- STATED GOAL
Find every line in the records below that holds the word "Where" and copy it.

- DATA FOR THIS EXERCISE
• • •

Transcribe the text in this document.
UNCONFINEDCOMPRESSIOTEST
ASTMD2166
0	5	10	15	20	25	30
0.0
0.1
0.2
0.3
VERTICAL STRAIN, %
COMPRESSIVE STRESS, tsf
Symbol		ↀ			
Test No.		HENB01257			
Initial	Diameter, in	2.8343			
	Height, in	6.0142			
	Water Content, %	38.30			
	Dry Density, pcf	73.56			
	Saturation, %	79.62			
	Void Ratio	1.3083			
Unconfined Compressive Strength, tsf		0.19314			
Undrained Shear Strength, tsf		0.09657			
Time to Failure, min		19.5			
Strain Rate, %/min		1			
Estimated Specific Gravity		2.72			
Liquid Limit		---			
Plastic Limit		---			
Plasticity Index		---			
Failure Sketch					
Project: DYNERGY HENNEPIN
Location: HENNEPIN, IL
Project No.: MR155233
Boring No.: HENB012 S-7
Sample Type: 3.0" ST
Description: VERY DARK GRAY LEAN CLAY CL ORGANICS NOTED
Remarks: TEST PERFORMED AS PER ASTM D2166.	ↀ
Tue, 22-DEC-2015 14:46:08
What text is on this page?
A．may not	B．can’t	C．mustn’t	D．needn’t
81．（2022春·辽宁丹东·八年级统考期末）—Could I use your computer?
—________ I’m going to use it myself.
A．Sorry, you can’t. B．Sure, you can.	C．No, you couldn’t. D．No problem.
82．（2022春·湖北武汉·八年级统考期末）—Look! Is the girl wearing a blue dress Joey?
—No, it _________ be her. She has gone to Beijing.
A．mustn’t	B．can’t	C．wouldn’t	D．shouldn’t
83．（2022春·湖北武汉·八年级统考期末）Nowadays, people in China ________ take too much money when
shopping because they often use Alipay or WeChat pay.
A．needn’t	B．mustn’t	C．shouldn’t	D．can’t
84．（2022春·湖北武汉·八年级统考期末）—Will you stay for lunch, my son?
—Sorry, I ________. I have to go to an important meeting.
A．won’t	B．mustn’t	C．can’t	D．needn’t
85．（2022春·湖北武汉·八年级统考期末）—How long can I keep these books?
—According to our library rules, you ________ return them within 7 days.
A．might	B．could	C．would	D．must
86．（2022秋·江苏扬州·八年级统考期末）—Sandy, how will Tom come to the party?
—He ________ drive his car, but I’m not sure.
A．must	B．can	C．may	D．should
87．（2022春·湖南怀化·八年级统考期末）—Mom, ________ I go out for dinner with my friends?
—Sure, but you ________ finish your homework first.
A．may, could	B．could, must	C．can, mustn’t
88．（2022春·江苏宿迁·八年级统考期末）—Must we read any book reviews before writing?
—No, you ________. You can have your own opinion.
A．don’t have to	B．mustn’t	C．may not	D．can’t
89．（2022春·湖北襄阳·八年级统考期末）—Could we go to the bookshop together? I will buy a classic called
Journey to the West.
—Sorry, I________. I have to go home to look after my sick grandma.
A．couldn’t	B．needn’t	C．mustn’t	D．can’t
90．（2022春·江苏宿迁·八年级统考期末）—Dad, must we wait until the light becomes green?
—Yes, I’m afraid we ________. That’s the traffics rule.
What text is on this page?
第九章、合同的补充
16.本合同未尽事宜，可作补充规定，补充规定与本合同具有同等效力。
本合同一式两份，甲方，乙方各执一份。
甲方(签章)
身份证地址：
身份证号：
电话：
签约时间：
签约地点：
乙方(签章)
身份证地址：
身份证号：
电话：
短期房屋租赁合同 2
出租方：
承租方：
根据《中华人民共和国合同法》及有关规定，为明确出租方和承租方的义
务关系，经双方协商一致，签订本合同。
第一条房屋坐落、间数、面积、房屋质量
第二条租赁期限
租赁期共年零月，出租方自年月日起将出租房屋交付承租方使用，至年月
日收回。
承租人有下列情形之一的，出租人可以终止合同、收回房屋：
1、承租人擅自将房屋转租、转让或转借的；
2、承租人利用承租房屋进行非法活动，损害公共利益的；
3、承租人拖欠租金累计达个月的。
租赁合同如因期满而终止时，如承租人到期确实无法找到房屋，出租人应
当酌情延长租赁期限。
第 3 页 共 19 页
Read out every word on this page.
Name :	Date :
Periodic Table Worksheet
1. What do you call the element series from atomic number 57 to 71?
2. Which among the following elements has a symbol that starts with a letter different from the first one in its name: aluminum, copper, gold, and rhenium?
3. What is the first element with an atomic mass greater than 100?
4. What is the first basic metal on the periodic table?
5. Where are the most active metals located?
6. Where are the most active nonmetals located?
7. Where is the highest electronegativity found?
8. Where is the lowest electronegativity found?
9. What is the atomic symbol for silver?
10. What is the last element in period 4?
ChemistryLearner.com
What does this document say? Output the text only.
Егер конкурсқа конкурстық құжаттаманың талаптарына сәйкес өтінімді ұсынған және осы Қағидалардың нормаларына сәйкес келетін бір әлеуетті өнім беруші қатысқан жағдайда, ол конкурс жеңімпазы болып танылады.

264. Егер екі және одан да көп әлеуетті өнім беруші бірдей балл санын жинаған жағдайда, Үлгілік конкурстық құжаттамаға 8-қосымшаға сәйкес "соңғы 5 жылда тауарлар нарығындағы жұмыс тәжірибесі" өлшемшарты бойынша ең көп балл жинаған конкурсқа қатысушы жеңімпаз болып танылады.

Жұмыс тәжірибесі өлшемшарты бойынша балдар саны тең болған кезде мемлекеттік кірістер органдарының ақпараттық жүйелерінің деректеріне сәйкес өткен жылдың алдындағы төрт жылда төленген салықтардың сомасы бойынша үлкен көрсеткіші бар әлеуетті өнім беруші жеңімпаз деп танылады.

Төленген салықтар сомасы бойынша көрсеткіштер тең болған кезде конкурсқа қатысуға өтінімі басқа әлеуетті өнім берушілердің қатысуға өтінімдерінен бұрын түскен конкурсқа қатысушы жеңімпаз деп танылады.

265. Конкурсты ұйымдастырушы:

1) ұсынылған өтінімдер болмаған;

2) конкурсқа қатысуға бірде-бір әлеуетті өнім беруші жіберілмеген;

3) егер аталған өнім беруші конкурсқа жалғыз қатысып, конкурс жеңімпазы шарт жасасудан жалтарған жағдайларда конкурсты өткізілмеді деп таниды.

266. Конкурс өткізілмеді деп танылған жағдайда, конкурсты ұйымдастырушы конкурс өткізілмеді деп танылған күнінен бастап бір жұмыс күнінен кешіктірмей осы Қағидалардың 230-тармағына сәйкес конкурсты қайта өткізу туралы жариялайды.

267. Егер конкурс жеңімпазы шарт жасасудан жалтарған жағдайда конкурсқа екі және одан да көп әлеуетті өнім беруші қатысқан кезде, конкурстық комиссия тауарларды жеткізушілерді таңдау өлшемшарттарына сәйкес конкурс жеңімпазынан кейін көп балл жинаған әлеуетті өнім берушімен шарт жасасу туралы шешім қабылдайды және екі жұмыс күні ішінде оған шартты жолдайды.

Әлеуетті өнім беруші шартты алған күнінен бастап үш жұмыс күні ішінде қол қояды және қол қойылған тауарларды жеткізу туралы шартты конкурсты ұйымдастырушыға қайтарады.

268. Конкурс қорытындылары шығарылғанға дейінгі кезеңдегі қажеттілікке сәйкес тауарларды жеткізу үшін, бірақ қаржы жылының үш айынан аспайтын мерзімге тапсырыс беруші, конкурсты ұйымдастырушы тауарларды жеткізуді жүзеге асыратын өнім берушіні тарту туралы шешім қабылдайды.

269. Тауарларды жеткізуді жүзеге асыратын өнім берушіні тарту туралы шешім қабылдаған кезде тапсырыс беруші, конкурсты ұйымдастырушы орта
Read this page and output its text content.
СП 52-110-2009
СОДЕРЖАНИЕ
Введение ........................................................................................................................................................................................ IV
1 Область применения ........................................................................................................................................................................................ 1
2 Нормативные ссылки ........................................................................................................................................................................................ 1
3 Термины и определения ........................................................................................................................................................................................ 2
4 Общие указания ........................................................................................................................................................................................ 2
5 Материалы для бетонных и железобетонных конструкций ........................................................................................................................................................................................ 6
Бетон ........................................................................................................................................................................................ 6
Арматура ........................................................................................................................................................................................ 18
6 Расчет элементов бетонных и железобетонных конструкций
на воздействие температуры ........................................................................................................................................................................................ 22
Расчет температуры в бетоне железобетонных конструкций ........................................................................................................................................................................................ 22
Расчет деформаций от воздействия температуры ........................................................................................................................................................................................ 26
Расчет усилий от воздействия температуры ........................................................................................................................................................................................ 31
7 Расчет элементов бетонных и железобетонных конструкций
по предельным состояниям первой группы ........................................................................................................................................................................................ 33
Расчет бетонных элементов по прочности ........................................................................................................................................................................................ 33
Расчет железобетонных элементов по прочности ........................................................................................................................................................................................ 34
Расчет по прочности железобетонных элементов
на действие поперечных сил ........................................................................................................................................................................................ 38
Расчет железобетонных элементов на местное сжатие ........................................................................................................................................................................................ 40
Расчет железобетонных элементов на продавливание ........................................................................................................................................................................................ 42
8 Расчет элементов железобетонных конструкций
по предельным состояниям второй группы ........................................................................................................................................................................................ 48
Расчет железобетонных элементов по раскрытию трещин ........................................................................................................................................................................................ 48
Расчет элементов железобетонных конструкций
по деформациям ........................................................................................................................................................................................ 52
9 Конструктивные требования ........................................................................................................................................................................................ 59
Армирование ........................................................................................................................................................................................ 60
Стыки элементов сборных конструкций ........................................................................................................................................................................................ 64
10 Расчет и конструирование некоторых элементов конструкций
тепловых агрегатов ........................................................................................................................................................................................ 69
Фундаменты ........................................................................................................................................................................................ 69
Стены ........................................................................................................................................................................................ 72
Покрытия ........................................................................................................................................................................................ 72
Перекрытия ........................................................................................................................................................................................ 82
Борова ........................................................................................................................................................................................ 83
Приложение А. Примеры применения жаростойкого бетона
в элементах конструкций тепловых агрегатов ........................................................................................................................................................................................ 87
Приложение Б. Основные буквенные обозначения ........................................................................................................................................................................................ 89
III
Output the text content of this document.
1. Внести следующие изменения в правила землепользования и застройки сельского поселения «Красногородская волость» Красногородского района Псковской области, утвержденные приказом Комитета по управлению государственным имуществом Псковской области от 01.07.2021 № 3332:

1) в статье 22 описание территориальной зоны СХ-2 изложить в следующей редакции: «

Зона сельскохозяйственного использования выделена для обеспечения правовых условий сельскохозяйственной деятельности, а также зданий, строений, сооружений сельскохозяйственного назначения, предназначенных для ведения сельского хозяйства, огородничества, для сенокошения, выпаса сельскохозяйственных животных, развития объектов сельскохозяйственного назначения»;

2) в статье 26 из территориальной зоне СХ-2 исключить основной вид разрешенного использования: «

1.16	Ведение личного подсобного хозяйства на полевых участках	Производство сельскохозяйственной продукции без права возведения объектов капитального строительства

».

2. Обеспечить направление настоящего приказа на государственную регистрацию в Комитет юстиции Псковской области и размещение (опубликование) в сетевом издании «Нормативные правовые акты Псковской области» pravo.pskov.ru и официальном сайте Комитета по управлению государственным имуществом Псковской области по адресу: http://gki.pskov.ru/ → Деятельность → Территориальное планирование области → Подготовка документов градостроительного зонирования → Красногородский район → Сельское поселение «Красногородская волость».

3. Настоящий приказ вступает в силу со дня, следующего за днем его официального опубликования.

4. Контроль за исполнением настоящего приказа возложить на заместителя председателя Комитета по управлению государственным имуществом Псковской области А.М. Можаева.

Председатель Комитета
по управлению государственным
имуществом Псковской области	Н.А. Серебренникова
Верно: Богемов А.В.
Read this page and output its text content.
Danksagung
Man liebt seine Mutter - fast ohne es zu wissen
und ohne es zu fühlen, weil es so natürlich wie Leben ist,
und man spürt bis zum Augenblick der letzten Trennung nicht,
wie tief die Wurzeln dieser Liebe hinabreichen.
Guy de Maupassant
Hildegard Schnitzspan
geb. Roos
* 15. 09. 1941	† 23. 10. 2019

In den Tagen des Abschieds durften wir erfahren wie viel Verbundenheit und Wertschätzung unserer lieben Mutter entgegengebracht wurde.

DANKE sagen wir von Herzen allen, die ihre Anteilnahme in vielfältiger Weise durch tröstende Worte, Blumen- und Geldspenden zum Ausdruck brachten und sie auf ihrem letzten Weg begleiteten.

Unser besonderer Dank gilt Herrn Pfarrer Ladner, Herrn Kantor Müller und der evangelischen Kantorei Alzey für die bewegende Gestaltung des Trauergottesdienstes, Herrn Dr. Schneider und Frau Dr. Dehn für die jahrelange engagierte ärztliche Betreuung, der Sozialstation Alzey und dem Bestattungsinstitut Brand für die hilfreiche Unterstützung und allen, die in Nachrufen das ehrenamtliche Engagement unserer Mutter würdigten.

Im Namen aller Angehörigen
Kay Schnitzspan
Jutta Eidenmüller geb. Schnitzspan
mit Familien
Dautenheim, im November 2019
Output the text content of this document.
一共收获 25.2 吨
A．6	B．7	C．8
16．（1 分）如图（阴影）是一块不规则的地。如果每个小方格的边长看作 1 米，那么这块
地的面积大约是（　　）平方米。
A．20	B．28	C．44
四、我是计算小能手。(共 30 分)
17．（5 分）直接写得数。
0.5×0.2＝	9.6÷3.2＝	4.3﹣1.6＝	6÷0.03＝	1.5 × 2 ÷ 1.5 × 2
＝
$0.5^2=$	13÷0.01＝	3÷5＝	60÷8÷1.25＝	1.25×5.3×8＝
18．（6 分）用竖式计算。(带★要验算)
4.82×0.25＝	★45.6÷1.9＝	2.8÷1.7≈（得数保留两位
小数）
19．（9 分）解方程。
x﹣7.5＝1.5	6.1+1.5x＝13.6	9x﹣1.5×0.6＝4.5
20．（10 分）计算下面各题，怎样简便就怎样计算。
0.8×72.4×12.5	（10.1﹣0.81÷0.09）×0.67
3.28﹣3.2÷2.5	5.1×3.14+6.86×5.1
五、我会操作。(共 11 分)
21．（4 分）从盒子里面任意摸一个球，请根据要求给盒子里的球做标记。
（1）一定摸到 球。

• • •

- EXERCISE ANSWER
5. Where are the most active metals located?
6. Where are the most active nonmetals located?
7. Where is the highest electronegativity found?
8. Where is the lowest electronegativity found?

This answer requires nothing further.